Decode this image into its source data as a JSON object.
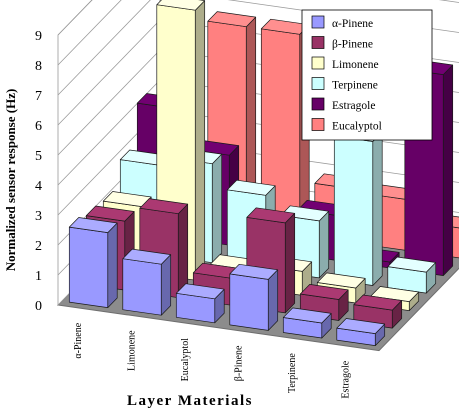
{
  "chart_data": {
    "type": "bar",
    "subtype": "3d-clustered-bar",
    "title": "",
    "xlabel": "Layer Materials",
    "ylabel": "Normalized sensor response (Hz)",
    "ylim": [
      0,
      9
    ],
    "yticks": [
      "0",
      "1",
      "2",
      "3",
      "4",
      "5",
      "6",
      "7",
      "8",
      "9"
    ],
    "categories": [
      "α-Pinene",
      "Limonene",
      "Eucalyptol",
      "β-Pinene",
      "Terpinene",
      "Estragole"
    ],
    "legend_position": "top-right",
    "grid": true,
    "series": [
      {
        "name": "α-Pinene",
        "color": "#9999FF",
        "values": [
          2.5,
          1.7,
          0.8,
          1.7,
          0.5,
          0.4
        ]
      },
      {
        "name": "β-Pinene",
        "color": "#993366",
        "values": [
          2.3,
          2.8,
          0.9,
          3.0,
          0.7,
          0.6
        ]
      },
      {
        "name": "Limonene",
        "color": "#FFFFCC",
        "values": [
          2.2,
          9.0,
          0.6,
          0.8,
          0.5,
          0.3
        ]
      },
      {
        "name": "Terpinene",
        "color": "#CCFFFF",
        "values": [
          3.0,
          3.3,
          2.5,
          1.9,
          4.8,
          0.7
        ]
      },
      {
        "name": "Estragole",
        "color": "#660066",
        "values": [
          4.3,
          3.0,
          0.5,
          1.5,
          0.2,
          6.7
        ]
      },
      {
        "name": "Eucalyptol",
        "color": "#FF8080",
        "values": [
          3.6,
          6.7,
          6.7,
          1.8,
          1.7,
          1.0
        ]
      }
    ]
  }
}
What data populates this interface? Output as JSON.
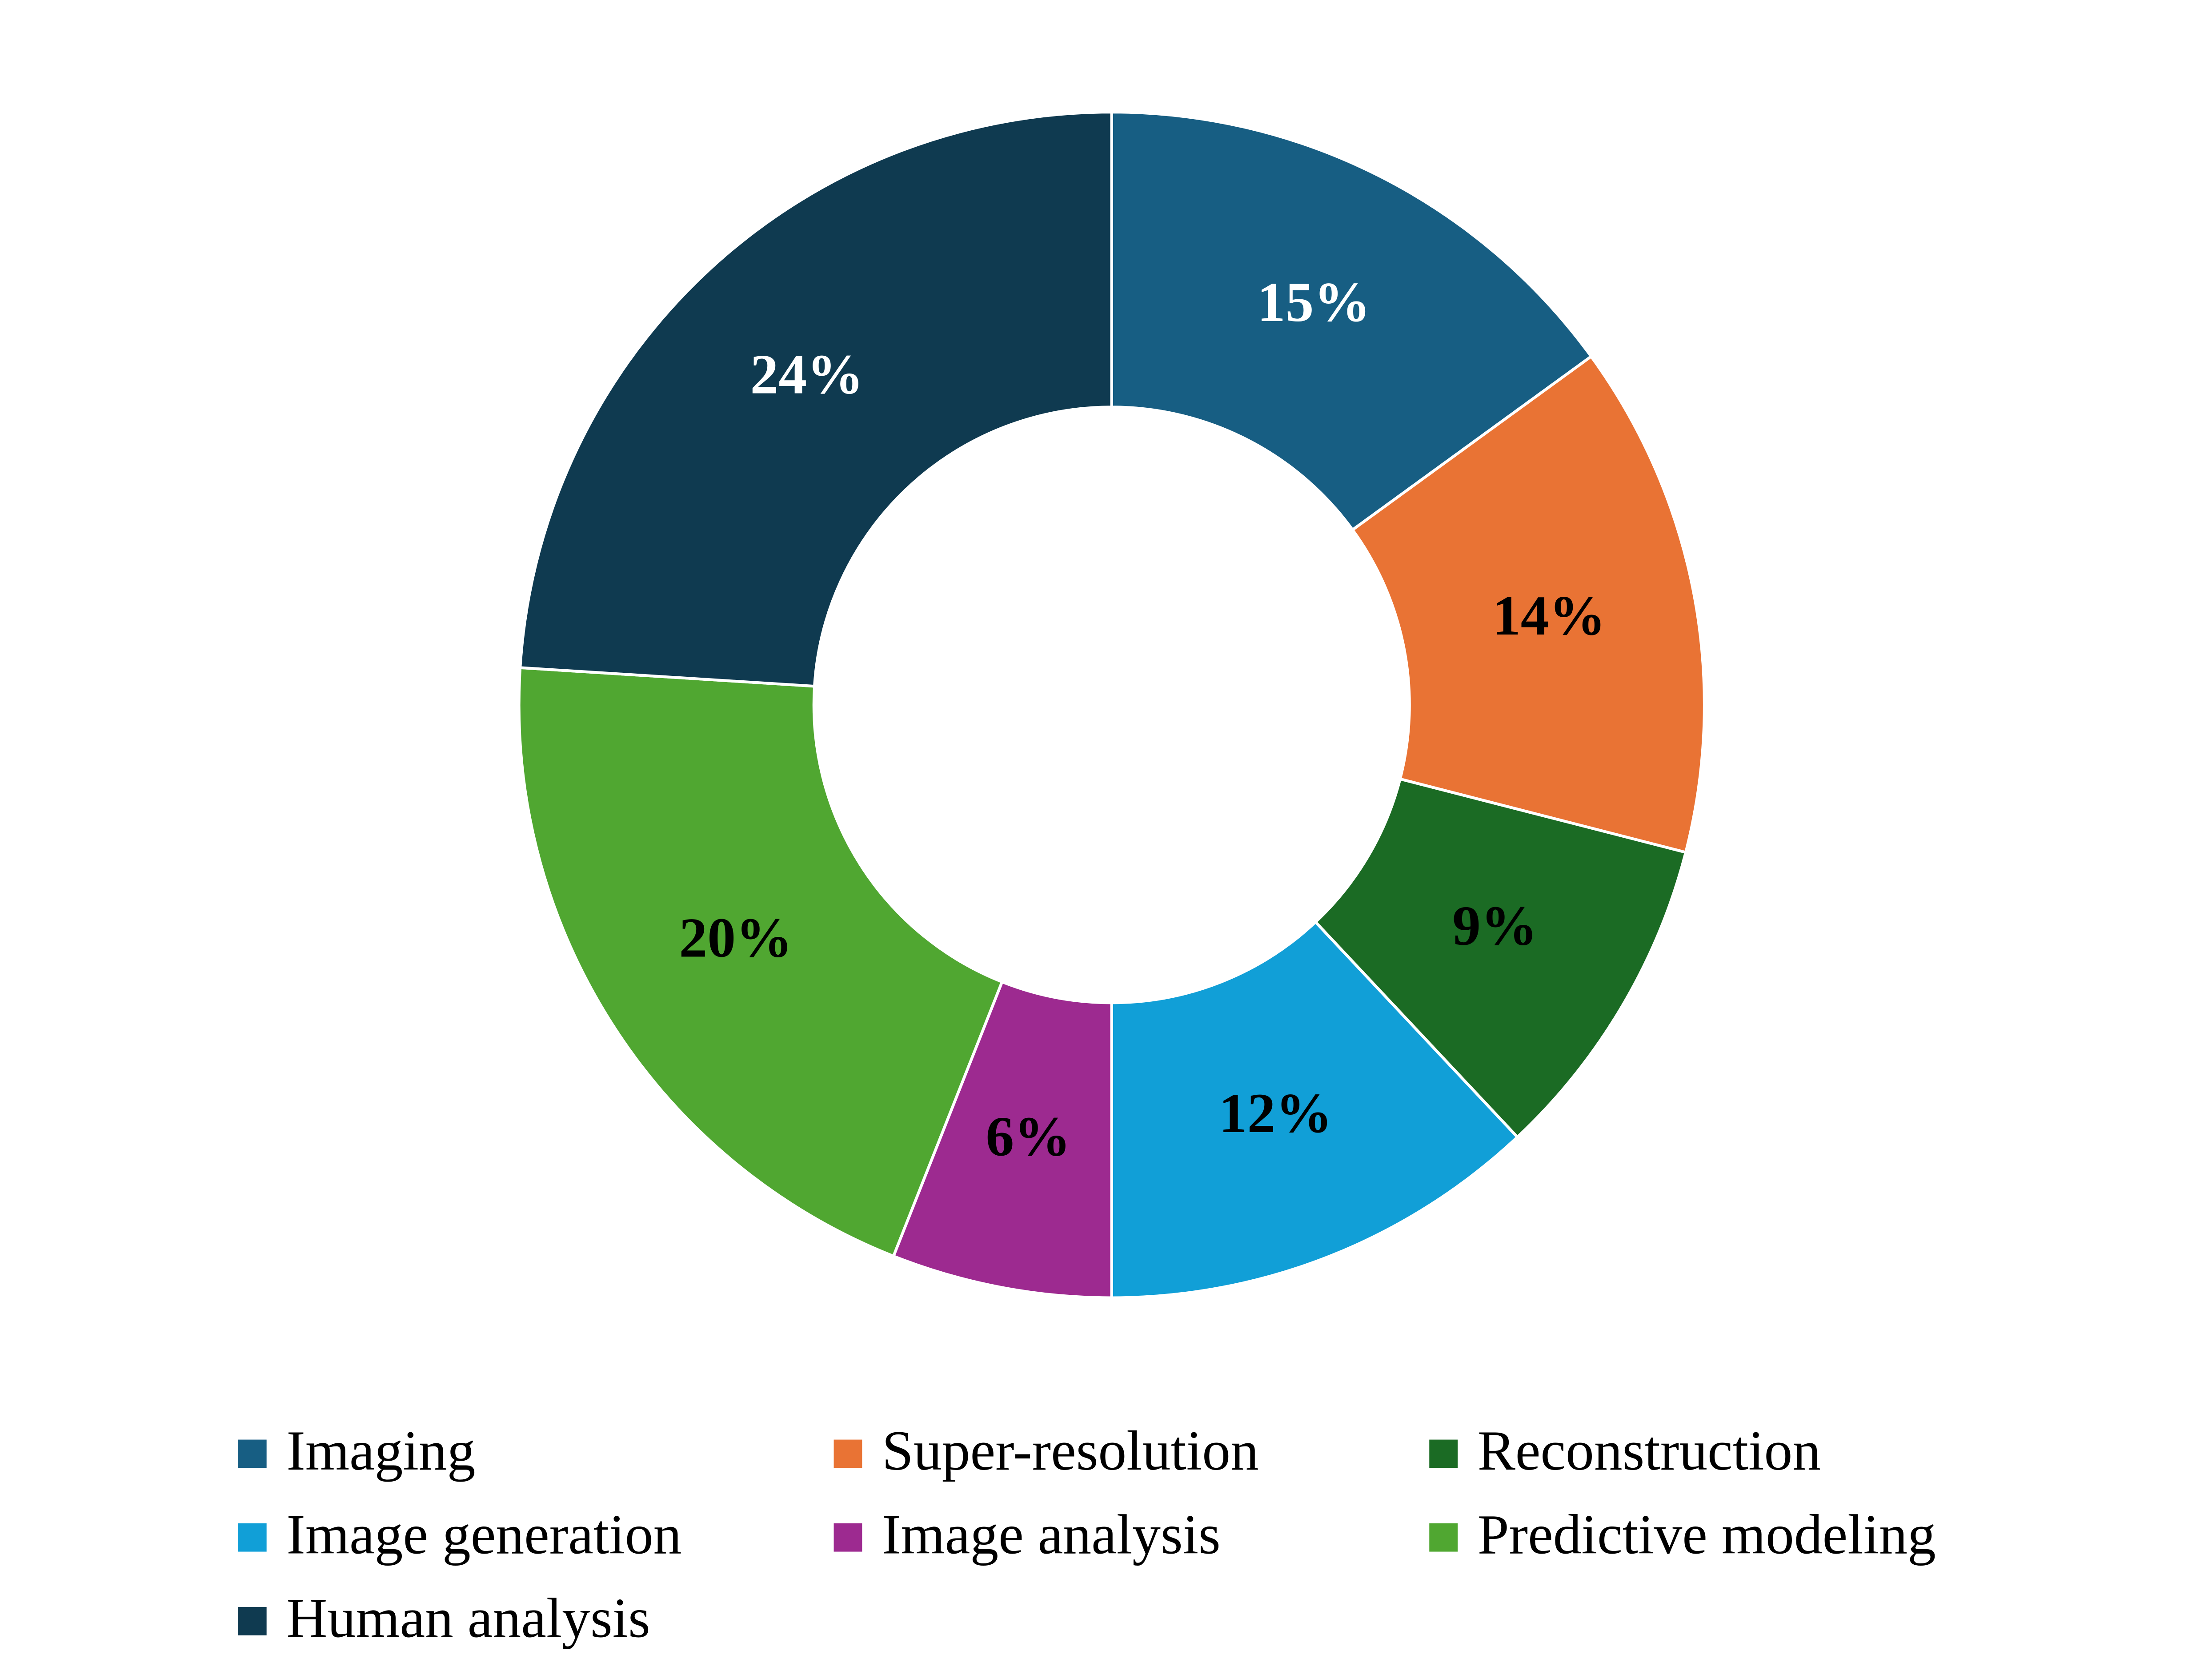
{
  "chart_data": {
    "type": "donut",
    "categories": [
      "Imaging",
      "Super-resolution",
      "Reconstruction",
      "Image generation",
      "Image analysis",
      "Predictive modeling",
      "Human analysis"
    ],
    "values": [
      15,
      14,
      9,
      12,
      6,
      20,
      24
    ],
    "value_labels": [
      "15%",
      "14%",
      "9%",
      "12%",
      "6%",
      "20%",
      "24%"
    ],
    "colors": [
      "#175e83",
      "#e97334",
      "#1b6b24",
      "#119fd7",
      "#9d2a90",
      "#50a731",
      "#0f3a50"
    ],
    "label_colors": [
      "#ffffff",
      "#000000",
      "#000000",
      "#000000",
      "#000000",
      "#000000",
      "#ffffff"
    ],
    "legend": "bottom"
  }
}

## Set problem
Omit every image. Quote each record exactly.

## Solution to the problem
Decode this image into its source data as a JSON object.
{
  "chart_data": {
    "type": "bar",
    "subtype": "3d-clustered-bar",
    "title": "",
    "xlabel": "Layer Materials",
    "ylabel": "Normalized sensor response (Hz)",
    "ylim": [
      0,
      9
    ],
    "yticks": [
      "0",
      "1",
      "2",
      "3",
      "4",
      "5",
      "6",
      "7",
      "8",
      "9"
    ],
    "categories": [
      "α-Pinene",
      "Limonene",
      "Eucalyptol",
      "β-Pinene",
      "Terpinene",
      "Estragole"
    ],
    "legend_position": "top-right",
    "grid": true,
    "series": [
      {
        "name": "α-Pinene",
        "color": "#9999FF",
        "values": [
          2.5,
          1.7,
          0.8,
          1.7,
          0.5,
          0.4
        ]
      },
      {
        "name": "β-Pinene",
        "color": "#993366",
        "values": [
          2.3,
          2.8,
          0.9,
          3.0,
          0.7,
          0.6
        ]
      },
      {
        "name": "Limonene",
        "color": "#FFFFCC",
        "values": [
          2.2,
          9.0,
          0.6,
          0.8,
          0.5,
          0.3
        ]
      },
      {
        "name": "Terpinene",
        "color": "#CCFFFF",
        "values": [
          3.0,
          3.3,
          2.5,
          1.9,
          4.8,
          0.7
        ]
      },
      {
        "name": "Estragole",
        "color": "#660066",
        "values": [
          4.3,
          3.0,
          0.5,
          1.5,
          0.2,
          6.7
        ]
      },
      {
        "name": "Eucalyptol",
        "color": "#FF8080",
        "values": [
          3.6,
          6.7,
          6.7,
          1.8,
          1.7,
          1.0
        ]
      }
    ]
  }
}
What data populates this interface? Output as JSON.
{
  "chart_data": {
    "type": "donut",
    "categories": [
      "Imaging",
      "Super-resolution",
      "Reconstruction",
      "Image generation",
      "Image analysis",
      "Predictive modeling",
      "Human analysis"
    ],
    "values": [
      15,
      14,
      9,
      12,
      6,
      20,
      24
    ],
    "value_labels": [
      "15%",
      "14%",
      "9%",
      "12%",
      "6%",
      "20%",
      "24%"
    ],
    "colors": [
      "#175e83",
      "#e97334",
      "#1b6b24",
      "#119fd7",
      "#9d2a90",
      "#50a731",
      "#0f3a50"
    ],
    "label_colors": [
      "#ffffff",
      "#000000",
      "#000000",
      "#000000",
      "#000000",
      "#000000",
      "#ffffff"
    ],
    "legend": "bottom"
  }
}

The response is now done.